#### ENTRIES SHOWN

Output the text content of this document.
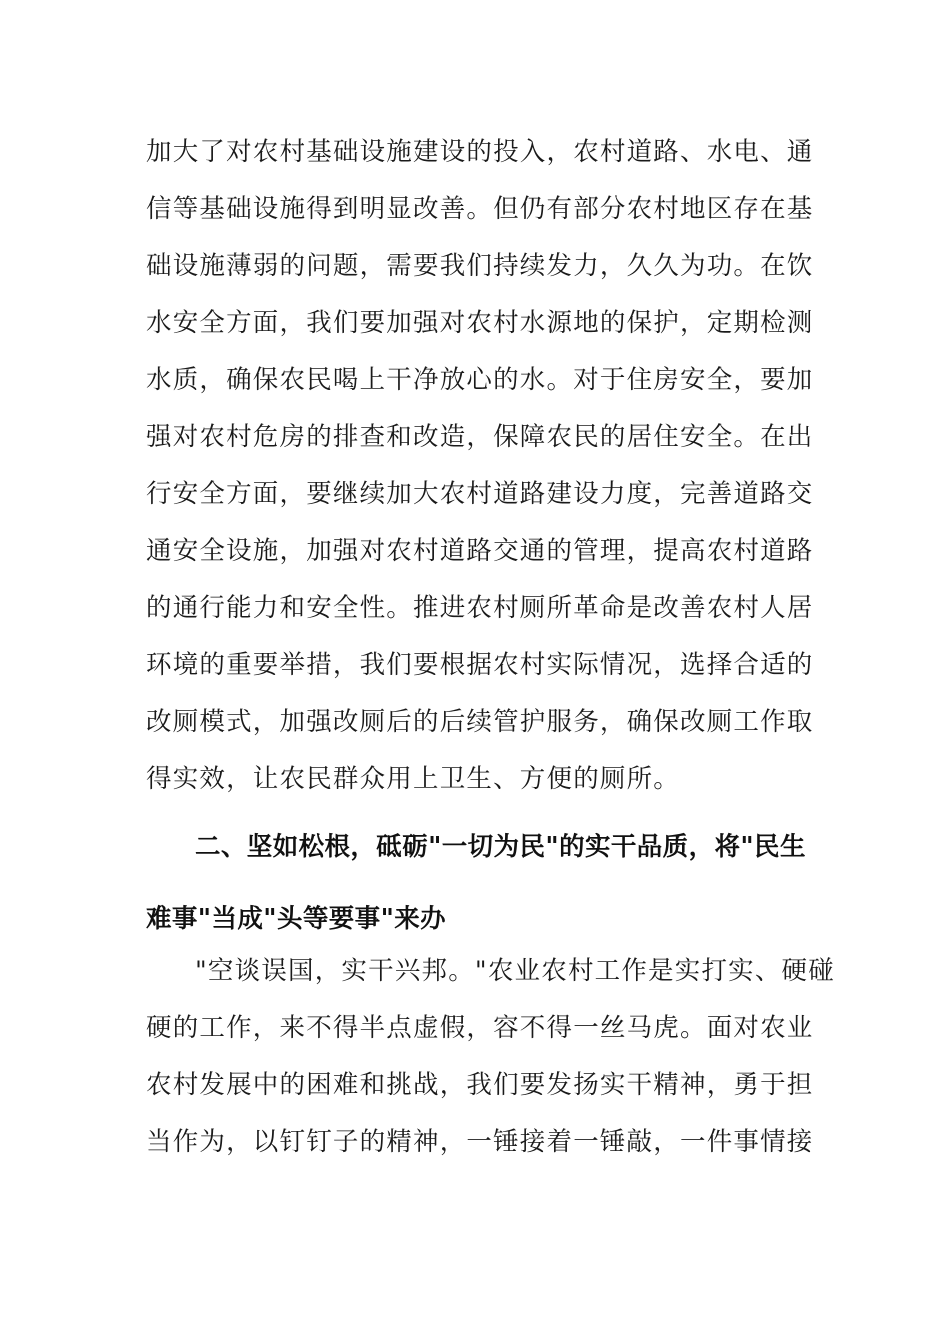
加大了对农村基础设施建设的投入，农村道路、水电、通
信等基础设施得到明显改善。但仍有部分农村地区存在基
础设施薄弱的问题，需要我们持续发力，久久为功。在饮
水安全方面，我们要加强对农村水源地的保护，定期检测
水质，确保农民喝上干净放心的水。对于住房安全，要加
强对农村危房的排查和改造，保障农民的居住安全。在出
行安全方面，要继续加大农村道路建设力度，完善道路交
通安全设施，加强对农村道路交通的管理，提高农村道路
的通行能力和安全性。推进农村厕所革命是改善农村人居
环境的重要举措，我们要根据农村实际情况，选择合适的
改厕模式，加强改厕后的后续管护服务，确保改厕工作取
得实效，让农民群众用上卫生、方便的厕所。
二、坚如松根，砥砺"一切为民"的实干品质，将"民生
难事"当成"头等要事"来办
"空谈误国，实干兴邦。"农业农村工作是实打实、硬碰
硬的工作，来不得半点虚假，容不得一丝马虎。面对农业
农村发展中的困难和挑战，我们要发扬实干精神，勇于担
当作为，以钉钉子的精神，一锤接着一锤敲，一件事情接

########

▶ **WORK TO BE COMPLETED**: Except for the pictures, print the data above exactly.

▶ **COMPLETED TASK**:
Output the text content of this document.
加大了对农村基础设施建设的投入，农村道路、水电、通
信等基础设施得到明显改善。但仍有部分农村地区存在基
础设施薄弱的问题，需要我们持续发力，久久为功。在饮
水安全方面，我们要加强对农村水源地的保护，定期检测
水质，确保农民喝上干净放心的水。对于住房安全，要加
强对农村危房的排查和改造，保障农民的居住安全。在出
行安全方面，要继续加大农村道路建设力度，完善道路交
通安全设施，加强对农村道路交通的管理，提高农村道路
的通行能力和安全性。推进农村厕所革命是改善农村人居
环境的重要举措，我们要根据农村实际情况，选择合适的
改厕模式，加强改厕后的后续管护服务，确保改厕工作取
得实效，让农民群众用上卫生、方便的厕所。
二、坚如松根，砥砺"一切为民"的实干品质，将"民生
难事"当成"头等要事"来办
"空谈误国，实干兴邦。"农业农村工作是实打实、硬碰
硬的工作，来不得半点虚假，容不得一丝马虎。面对农业
农村发展中的困难和挑战，我们要发扬实干精神，勇于担
当作为，以钉钉子的精神，一锤接着一锤敲，一件事情接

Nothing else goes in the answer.